### Records provided
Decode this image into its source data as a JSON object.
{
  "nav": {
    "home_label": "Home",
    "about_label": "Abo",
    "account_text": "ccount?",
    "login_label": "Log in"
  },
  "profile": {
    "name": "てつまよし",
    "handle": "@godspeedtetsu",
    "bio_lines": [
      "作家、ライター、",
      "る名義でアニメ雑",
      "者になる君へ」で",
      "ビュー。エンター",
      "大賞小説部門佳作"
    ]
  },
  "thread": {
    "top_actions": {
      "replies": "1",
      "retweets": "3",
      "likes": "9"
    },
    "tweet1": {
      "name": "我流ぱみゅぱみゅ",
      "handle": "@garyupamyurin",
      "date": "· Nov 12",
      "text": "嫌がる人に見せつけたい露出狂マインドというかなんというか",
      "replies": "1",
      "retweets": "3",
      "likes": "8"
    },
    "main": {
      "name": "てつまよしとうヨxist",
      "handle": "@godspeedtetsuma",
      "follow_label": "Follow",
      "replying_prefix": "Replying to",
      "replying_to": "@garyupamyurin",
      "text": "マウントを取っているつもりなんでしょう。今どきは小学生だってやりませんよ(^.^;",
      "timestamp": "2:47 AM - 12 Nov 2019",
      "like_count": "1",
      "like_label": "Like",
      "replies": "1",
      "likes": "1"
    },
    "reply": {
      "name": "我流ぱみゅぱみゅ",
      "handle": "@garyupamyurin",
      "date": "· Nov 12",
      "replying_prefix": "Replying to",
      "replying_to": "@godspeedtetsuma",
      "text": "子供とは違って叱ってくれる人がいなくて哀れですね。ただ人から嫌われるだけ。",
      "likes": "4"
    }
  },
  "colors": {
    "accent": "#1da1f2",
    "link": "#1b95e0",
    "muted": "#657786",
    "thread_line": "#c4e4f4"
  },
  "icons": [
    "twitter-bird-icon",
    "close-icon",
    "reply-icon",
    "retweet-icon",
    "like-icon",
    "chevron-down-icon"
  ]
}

### Job
Look through the records and gather every line containing "name".

### Written reply
    "name": "てつまよし",
      "name": "我流ぱみゅぱみゅ",
      "name": "てつまよしとうヨxist",
      "name": "我流ぱみゅぱみゅ",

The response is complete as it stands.